Aim of the exercise:
Find the lines that include the string "example" and report how many there are. Give no other text.
[start of Data extract]
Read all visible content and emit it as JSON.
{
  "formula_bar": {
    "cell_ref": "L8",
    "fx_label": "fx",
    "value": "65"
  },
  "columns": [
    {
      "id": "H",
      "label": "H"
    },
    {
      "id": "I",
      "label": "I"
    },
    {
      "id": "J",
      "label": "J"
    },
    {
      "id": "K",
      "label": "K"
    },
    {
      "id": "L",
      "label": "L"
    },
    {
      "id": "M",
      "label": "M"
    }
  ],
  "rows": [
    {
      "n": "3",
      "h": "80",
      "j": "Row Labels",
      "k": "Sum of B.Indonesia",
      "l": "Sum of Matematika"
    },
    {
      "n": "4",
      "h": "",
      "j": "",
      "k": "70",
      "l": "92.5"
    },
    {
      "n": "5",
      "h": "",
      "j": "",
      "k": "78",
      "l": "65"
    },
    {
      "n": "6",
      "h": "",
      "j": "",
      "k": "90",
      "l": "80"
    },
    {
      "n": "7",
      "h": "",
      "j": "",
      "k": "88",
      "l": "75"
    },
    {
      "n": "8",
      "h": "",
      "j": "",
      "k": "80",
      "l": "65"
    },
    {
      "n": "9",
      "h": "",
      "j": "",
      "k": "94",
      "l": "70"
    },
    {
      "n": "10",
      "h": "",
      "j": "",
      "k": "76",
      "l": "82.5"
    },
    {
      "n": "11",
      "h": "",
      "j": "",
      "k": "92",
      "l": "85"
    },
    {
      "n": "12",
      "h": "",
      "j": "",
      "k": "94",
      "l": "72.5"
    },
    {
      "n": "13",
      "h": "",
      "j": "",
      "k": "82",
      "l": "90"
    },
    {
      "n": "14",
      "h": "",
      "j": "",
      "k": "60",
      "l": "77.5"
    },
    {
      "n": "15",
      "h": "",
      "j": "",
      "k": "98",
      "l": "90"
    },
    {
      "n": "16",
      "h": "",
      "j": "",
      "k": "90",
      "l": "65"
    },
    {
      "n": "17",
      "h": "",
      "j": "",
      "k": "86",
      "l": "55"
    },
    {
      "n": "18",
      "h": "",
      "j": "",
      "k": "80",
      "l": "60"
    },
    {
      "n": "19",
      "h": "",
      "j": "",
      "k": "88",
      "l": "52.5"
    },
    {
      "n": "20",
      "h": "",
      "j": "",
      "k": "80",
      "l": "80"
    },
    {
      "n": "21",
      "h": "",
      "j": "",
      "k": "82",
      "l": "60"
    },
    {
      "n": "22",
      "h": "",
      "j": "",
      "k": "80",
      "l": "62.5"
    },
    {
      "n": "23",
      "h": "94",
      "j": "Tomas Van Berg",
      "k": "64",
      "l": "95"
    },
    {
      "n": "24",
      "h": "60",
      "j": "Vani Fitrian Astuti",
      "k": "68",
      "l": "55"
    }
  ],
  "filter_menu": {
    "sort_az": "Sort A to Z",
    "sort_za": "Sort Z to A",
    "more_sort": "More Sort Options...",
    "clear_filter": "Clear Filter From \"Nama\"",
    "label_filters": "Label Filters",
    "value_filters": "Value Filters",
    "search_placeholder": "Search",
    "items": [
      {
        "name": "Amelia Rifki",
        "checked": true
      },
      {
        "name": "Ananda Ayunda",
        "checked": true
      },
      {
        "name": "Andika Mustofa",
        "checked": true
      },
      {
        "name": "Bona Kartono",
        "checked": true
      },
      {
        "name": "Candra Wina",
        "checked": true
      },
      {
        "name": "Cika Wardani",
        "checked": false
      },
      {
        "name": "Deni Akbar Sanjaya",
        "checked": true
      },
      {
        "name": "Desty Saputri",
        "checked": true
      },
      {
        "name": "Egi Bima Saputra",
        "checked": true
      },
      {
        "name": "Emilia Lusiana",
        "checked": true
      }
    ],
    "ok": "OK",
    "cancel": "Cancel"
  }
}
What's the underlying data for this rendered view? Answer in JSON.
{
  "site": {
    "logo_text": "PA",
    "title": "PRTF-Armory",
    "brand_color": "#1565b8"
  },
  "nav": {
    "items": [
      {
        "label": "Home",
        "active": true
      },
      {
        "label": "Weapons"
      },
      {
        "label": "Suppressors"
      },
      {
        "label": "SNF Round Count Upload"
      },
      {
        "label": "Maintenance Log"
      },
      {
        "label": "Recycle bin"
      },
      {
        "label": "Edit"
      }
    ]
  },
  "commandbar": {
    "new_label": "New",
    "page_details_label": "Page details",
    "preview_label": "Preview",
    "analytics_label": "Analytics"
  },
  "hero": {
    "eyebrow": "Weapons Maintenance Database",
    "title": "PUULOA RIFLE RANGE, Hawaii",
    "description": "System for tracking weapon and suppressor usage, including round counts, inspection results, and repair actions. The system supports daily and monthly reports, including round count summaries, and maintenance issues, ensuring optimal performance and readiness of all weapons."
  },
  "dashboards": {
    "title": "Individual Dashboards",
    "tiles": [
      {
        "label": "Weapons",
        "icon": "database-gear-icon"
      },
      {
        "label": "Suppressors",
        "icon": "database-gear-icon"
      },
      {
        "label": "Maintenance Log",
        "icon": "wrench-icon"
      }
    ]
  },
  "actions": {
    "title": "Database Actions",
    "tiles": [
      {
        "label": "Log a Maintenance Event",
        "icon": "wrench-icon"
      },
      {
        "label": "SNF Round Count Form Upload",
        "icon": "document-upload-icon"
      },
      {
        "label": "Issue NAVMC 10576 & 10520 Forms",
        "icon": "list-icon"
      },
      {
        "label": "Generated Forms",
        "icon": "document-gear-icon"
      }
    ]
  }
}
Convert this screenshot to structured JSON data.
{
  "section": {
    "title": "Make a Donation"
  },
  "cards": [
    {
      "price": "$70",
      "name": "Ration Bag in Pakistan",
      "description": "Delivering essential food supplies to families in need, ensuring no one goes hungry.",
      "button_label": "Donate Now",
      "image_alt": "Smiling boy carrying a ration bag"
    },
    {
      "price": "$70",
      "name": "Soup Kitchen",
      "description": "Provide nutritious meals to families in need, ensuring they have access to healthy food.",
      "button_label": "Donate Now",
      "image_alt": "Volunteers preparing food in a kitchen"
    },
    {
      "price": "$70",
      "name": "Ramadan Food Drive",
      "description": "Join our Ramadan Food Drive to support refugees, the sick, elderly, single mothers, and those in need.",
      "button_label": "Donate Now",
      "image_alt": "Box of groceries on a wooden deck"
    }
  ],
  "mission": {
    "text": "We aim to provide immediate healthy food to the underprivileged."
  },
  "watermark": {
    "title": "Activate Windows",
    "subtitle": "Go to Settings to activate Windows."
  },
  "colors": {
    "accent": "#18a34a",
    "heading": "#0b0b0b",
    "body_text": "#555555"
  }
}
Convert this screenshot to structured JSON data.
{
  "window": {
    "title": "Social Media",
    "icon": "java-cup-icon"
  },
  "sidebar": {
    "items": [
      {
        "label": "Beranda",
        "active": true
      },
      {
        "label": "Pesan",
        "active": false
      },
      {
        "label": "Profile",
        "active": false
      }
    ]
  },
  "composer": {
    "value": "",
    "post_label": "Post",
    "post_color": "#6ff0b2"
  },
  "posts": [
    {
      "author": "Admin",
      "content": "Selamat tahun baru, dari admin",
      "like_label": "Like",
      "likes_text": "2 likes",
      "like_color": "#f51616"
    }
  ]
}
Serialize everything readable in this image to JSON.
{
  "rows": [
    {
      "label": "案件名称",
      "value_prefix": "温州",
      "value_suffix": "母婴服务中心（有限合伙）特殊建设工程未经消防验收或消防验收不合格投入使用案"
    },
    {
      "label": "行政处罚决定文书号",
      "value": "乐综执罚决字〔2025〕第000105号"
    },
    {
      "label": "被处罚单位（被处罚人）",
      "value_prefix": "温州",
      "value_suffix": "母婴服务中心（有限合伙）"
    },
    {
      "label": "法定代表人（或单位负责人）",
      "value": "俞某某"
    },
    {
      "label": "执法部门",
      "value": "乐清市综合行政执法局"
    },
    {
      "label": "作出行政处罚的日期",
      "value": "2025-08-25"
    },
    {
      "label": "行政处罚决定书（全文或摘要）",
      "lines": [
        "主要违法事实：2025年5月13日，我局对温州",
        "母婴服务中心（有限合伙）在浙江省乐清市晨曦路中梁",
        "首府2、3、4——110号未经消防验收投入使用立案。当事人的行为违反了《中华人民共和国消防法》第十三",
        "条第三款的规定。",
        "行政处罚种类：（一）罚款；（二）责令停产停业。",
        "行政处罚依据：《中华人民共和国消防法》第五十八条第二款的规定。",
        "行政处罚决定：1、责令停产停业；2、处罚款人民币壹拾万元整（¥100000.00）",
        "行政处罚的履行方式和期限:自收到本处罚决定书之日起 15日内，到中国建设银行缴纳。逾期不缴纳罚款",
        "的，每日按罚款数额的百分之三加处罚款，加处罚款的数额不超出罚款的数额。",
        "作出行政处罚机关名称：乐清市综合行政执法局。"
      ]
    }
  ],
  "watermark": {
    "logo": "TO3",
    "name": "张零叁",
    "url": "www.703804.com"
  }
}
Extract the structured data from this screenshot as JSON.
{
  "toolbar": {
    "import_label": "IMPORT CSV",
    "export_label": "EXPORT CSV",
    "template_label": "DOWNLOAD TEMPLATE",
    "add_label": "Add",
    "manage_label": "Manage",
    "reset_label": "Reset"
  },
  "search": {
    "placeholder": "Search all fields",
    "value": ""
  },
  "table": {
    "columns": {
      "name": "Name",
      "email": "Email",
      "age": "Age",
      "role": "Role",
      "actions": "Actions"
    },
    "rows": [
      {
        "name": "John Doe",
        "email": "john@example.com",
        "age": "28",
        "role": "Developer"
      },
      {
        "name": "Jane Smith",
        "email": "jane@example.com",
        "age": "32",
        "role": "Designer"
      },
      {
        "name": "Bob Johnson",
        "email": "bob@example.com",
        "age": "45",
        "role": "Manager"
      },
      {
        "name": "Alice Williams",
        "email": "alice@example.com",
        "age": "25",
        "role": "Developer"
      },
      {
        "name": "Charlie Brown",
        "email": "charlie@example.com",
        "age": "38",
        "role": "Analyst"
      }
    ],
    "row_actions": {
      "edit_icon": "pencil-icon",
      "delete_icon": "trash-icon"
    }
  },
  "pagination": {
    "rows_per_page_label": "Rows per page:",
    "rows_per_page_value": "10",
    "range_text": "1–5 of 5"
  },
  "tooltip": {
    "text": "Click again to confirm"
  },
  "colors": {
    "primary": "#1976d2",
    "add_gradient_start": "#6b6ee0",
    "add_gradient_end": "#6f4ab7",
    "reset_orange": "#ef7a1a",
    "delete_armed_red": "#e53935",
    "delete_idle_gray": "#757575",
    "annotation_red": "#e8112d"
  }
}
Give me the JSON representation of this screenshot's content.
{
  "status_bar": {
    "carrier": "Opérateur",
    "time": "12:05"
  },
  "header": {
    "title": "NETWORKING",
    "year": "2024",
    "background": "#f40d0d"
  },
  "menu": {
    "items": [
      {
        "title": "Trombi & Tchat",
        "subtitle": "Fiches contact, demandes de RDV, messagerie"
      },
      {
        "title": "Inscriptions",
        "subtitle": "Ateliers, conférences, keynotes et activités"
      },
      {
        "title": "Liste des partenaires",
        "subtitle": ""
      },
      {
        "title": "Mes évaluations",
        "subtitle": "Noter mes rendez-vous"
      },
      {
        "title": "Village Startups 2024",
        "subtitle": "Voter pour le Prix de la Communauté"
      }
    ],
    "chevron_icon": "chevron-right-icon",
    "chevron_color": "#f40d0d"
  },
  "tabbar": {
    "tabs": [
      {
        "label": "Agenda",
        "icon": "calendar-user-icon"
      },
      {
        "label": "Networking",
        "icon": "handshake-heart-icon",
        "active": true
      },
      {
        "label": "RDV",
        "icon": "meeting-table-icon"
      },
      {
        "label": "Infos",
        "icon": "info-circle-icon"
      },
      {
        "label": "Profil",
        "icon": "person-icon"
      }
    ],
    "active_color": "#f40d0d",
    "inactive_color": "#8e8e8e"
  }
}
[end of Data extract]
Output of the exercise:
5